# What is required
Write out the entries below once more, exactly, with the pictures left out.

# Extracted information
▬▬▬
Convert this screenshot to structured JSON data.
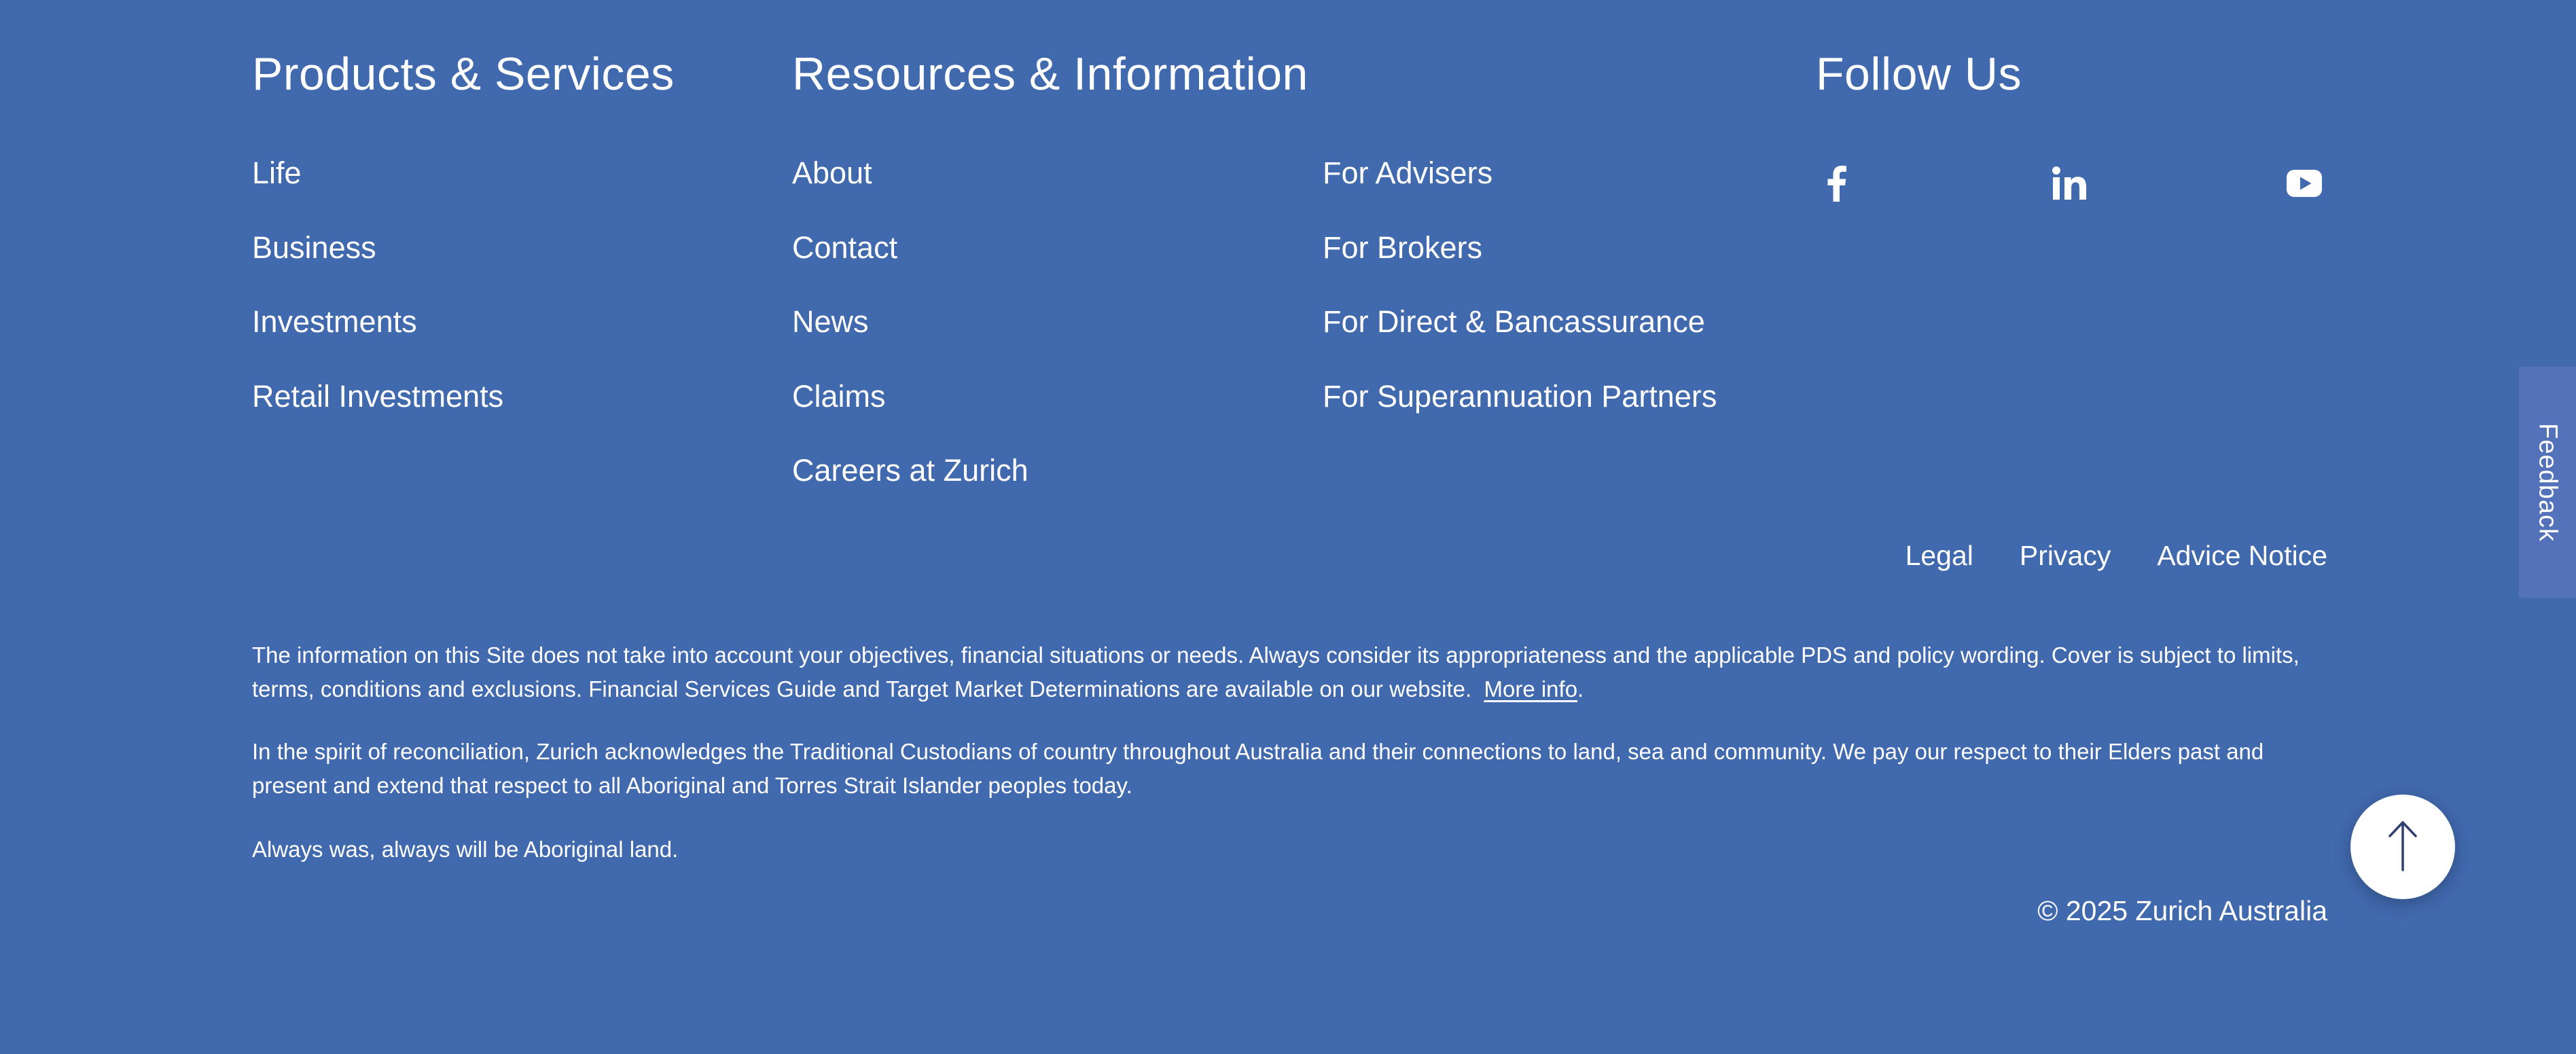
{
  "products": {
    "heading": "Products & Services",
    "links": [
      "Life",
      "Business",
      "Investments",
      "Retail Investments"
    ]
  },
  "resources": {
    "heading": "Resources & Information",
    "links_col1": [
      "About",
      "Contact",
      "News",
      "Claims",
      "Careers at Zurich"
    ],
    "links_col2": [
      "For Advisers",
      "For Brokers",
      "For Direct & Bancassurance",
      "For Superannuation Partners"
    ]
  },
  "follow": {
    "heading": "Follow Us",
    "icons": [
      "facebook-icon",
      "linkedin-icon",
      "youtube-icon"
    ]
  },
  "legal": {
    "legal_label": "Legal",
    "privacy_label": "Privacy",
    "advice_label": "Advice Notice"
  },
  "disclaimer": {
    "text": "The information on this Site does not take into account your objectives, financial situations or needs. Always consider its appropriateness and the applicable PDS and policy wording. Cover is subject to limits, terms, conditions and exclusions. Financial Services Guide and Target Market Determinations are available on our website.",
    "more_info_label": "More info"
  },
  "acknowledgement": {
    "text": "In the spirit of reconciliation, Zurich acknowledges the Traditional Custodians of country throughout Australia and their connections to land, sea and community. We pay our respect to their Elders past and present and extend that respect to all Aboriginal and Torres Strait Islander peoples today.",
    "closing": "Always was, always will be Aboriginal land."
  },
  "copyright": "© 2025 Zurich Australia",
  "feedback_label": "Feedback",
  "colors": {
    "background": "#4169ae",
    "feedback_tab": "#5472b9",
    "text": "#ffffff",
    "arrow": "#2d3f6e"
  }
}
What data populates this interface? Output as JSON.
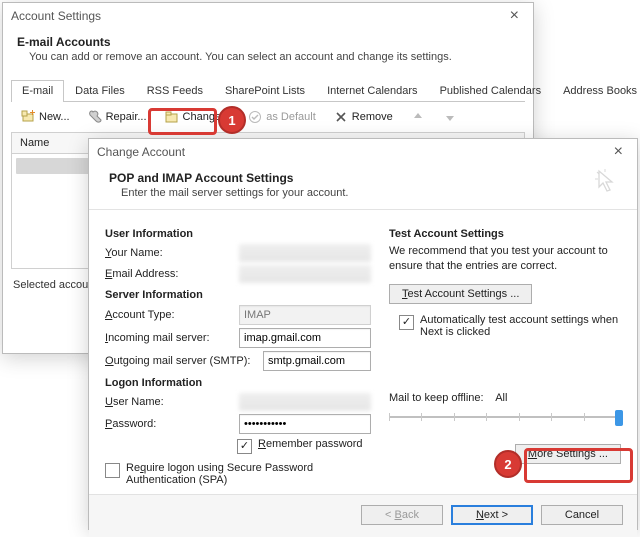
{
  "parent": {
    "title": "Account Settings",
    "header": "E-mail Accounts",
    "subheader": "You can add or remove an account. You can select an account and change its settings.",
    "tabs": [
      "E-mail",
      "Data Files",
      "RSS Feeds",
      "SharePoint Lists",
      "Internet Calendars",
      "Published Calendars",
      "Address Books"
    ],
    "toolbar": {
      "new": "New...",
      "repair": "Repair...",
      "change": "Change...",
      "set_default": "as Default",
      "remove": "Remove"
    },
    "list_header": "Name",
    "truncated": "Selected account de"
  },
  "badges": {
    "one": "1",
    "two": "2"
  },
  "dialog": {
    "title": "Change Account",
    "header": "POP and IMAP Account Settings",
    "subheader": "Enter the mail server settings for your account.",
    "groups": {
      "user": "User Information",
      "server": "Server Information",
      "logon": "Logon Information",
      "test": "Test Account Settings"
    },
    "labels": {
      "your_name": "Your Name:",
      "email": "Email Address:",
      "account_type": "Account Type:",
      "incoming": "Incoming mail server:",
      "outgoing": "Outgoing mail server (SMTP):",
      "username": "User Name:",
      "password": "Password:",
      "remember": "Remember password",
      "spa": "Require logon using Secure Password Authentication (SPA)",
      "test_desc": "We recommend that you test your account to ensure that the entries are correct.",
      "auto_test": "Automatically test account settings when Next is clicked",
      "mail_offline": "Mail to keep offline:",
      "mail_offline_value": "All"
    },
    "values": {
      "account_type": "IMAP",
      "incoming": "imap.gmail.com",
      "outgoing": "smtp.gmail.com",
      "password": "•••••••••••"
    },
    "buttons": {
      "test": "Test Account Settings ...",
      "more": "More Settings ...",
      "back": "< Back",
      "next": "Next >",
      "cancel": "Cancel"
    }
  }
}
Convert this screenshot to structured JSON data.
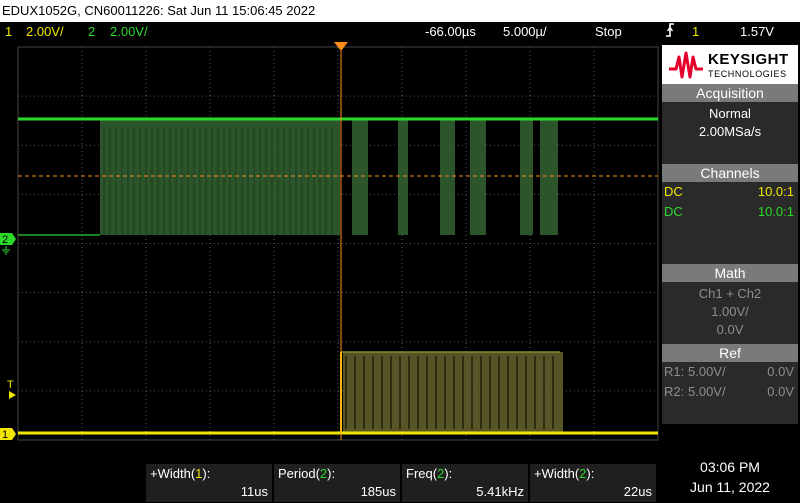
{
  "title_bar": {
    "text": "EDUX1052G, CN60011226: Sat Jun 11 15:06:45 2022"
  },
  "status": {
    "ch1_num": "1",
    "ch1_scale": "2.00V/",
    "ch2_num": "2",
    "ch2_scale": "2.00V/",
    "time_offset": "-66.00µs",
    "time_scale": "5.000µ/",
    "run_state": "Stop",
    "trigger_icon": "trigger-edge-icon",
    "trigger_source": "1",
    "trigger_level": "1.57V"
  },
  "markers": {
    "ch2_marker": "2",
    "ch1_marker": "1",
    "trigger_marker": "T"
  },
  "logo": {
    "name": "KEYSIGHT",
    "sub": "TECHNOLOGIES",
    "icon": "keysight-wave-icon"
  },
  "acquisition": {
    "title": "Acquisition",
    "mode": "Normal",
    "rate": "2.00MSa/s"
  },
  "channels": {
    "title": "Channels",
    "rows": [
      {
        "coupling": "DC",
        "probe": "10.0:1"
      },
      {
        "coupling": "DC",
        "probe": "10.0:1"
      }
    ]
  },
  "math": {
    "title": "Math",
    "function": "Ch1 + Ch2",
    "scale": "1.00V/",
    "offset": "0.0V"
  },
  "ref": {
    "title": "Ref",
    "rows": [
      {
        "name": "R1:",
        "scale": "5.00V/",
        "offset": "0.0V"
      },
      {
        "name": "R2:",
        "scale": "5.00V/",
        "offset": "0.0V"
      }
    ]
  },
  "measurements": [
    {
      "label_prefix": "+Width(",
      "channel": "1",
      "label_suffix": "):",
      "value": "11us"
    },
    {
      "label_prefix": "Period(",
      "channel": "2",
      "label_suffix": "):",
      "value": "185us"
    },
    {
      "label_prefix": "Freq(",
      "channel": "2",
      "label_suffix": "):",
      "value": "5.41kHz"
    },
    {
      "label_prefix": "+Width(",
      "channel": "2",
      "label_suffix": "):",
      "value": "22us"
    }
  ],
  "clock": {
    "time": "03:06 PM",
    "date": "Jun 11, 2022"
  },
  "colors": {
    "ch1": "#f2e600",
    "ch2": "#2bd92b",
    "grid": "#5a5a5a",
    "trigger": "#ff8c1a"
  }
}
▬▬▬
# Solved exercise
Convert this screenshot to structured JSON data.
{
  "products": {
    "heading": "Products & Services",
    "links": [
      "Life",
      "Business",
      "Investments",
      "Retail Investments"
    ]
  },
  "resources": {
    "heading": "Resources & Information",
    "links_col1": [
      "About",
      "Contact",
      "News",
      "Claims",
      "Careers at Zurich"
    ],
    "links_col2": [
      "For Advisers",
      "For Brokers",
      "For Direct & Bancassurance",
      "For Superannuation Partners"
    ]
  },
  "follow": {
    "heading": "Follow Us",
    "icons": [
      "facebook-icon",
      "linkedin-icon",
      "youtube-icon"
    ]
  },
  "legal": {
    "legal_label": "Legal",
    "privacy_label": "Privacy",
    "advice_label": "Advice Notice"
  },
  "disclaimer": {
    "text": "The information on this Site does not take into account your objectives, financial situations or needs. Always consider its appropriateness and the applicable PDS and policy wording. Cover is subject to limits, terms, conditions and exclusions. Financial Services Guide and Target Market Determinations are available on our website.",
    "more_info_label": "More info"
  },
  "acknowledgement": {
    "text": "In the spirit of reconciliation, Zurich acknowledges the Traditional Custodians of country throughout Australia and their connections to land, sea and community. We pay our respect to their Elders past and present and extend that respect to all Aboriginal and Torres Strait Islander peoples today.",
    "closing": "Always was, always will be Aboriginal land."
  },
  "copyright": "© 2025 Zurich Australia",
  "feedback_label": "Feedback",
  "colors": {
    "background": "#4169ae",
    "feedback_tab": "#5472b9",
    "text": "#ffffff",
    "arrow": "#2d3f6e"
  }
}
What data populates this interface? Output as JSON.
{
  "parent": {
    "title": "Account Settings",
    "header": "E-mail Accounts",
    "subheader": "You can add or remove an account. You can select an account and change its settings.",
    "tabs": [
      "E-mail",
      "Data Files",
      "RSS Feeds",
      "SharePoint Lists",
      "Internet Calendars",
      "Published Calendars",
      "Address Books"
    ],
    "toolbar": {
      "new": "New...",
      "repair": "Repair...",
      "change": "Change...",
      "set_default": "as Default",
      "remove": "Remove"
    },
    "list_header": "Name",
    "truncated": "Selected account de"
  },
  "badges": {
    "one": "1",
    "two": "2"
  },
  "dialog": {
    "title": "Change Account",
    "header": "POP and IMAP Account Settings",
    "subheader": "Enter the mail server settings for your account.",
    "groups": {
      "user": "User Information",
      "server": "Server Information",
      "logon": "Logon Information",
      "test": "Test Account Settings"
    },
    "labels": {
      "your_name": "Your Name:",
      "email": "Email Address:",
      "account_type": "Account Type:",
      "incoming": "Incoming mail server:",
      "outgoing": "Outgoing mail server (SMTP):",
      "username": "User Name:",
      "password": "Password:",
      "remember": "Remember password",
      "spa": "Require logon using Secure Password Authentication (SPA)",
      "test_desc": "We recommend that you test your account to ensure that the entries are correct.",
      "auto_test": "Automatically test account settings when Next is clicked",
      "mail_offline": "Mail to keep offline:",
      "mail_offline_value": "All"
    },
    "values": {
      "account_type": "IMAP",
      "incoming": "imap.gmail.com",
      "outgoing": "smtp.gmail.com",
      "password": "•••••••••••"
    },
    "buttons": {
      "test": "Test Account Settings ...",
      "more": "More Settings ...",
      "back": "< Back",
      "next": "Next >",
      "cancel": "Cancel"
    }
  }
}
Convert this screenshot to structured JSON data.
{
  "title_bar": {
    "text": "EDUX1052G, CN60011226: Sat Jun 11 15:06:45 2022"
  },
  "status": {
    "ch1_num": "1",
    "ch1_scale": "2.00V/",
    "ch2_num": "2",
    "ch2_scale": "2.00V/",
    "time_offset": "-66.00µs",
    "time_scale": "5.000µ/",
    "run_state": "Stop",
    "trigger_icon": "trigger-edge-icon",
    "trigger_source": "1",
    "trigger_level": "1.57V"
  },
  "markers": {
    "ch2_marker": "2",
    "ch1_marker": "1",
    "trigger_marker": "T"
  },
  "logo": {
    "name": "KEYSIGHT",
    "sub": "TECHNOLOGIES",
    "icon": "keysight-wave-icon"
  },
  "acquisition": {
    "title": "Acquisition",
    "mode": "Normal",
    "rate": "2.00MSa/s"
  },
  "channels": {
    "title": "Channels",
    "rows": [
      {
        "coupling": "DC",
        "probe": "10.0:1"
      },
      {
        "coupling": "DC",
        "probe": "10.0:1"
      }
    ]
  },
  "math": {
    "title": "Math",
    "function": "Ch1 + Ch2",
    "scale": "1.00V/",
    "offset": "0.0V"
  },
  "ref": {
    "title": "Ref",
    "rows": [
      {
        "name": "R1:",
        "scale": "5.00V/",
        "offset": "0.0V"
      },
      {
        "name": "R2:",
        "scale": "5.00V/",
        "offset": "0.0V"
      }
    ]
  },
  "measurements": [
    {
      "label_prefix": "+Width(",
      "channel": "1",
      "label_suffix": "):",
      "value": "11us"
    },
    {
      "label_prefix": "Period(",
      "channel": "2",
      "label_suffix": "):",
      "value": "185us"
    },
    {
      "label_prefix": "Freq(",
      "channel": "2",
      "label_suffix": "):",
      "value": "5.41kHz"
    },
    {
      "label_prefix": "+Width(",
      "channel": "2",
      "label_suffix": "):",
      "value": "22us"
    }
  ],
  "clock": {
    "time": "03:06 PM",
    "date": "Jun 11, 2022"
  },
  "colors": {
    "ch1": "#f2e600",
    "ch2": "#2bd92b",
    "grid": "#5a5a5a",
    "trigger": "#ff8c1a"
  }
}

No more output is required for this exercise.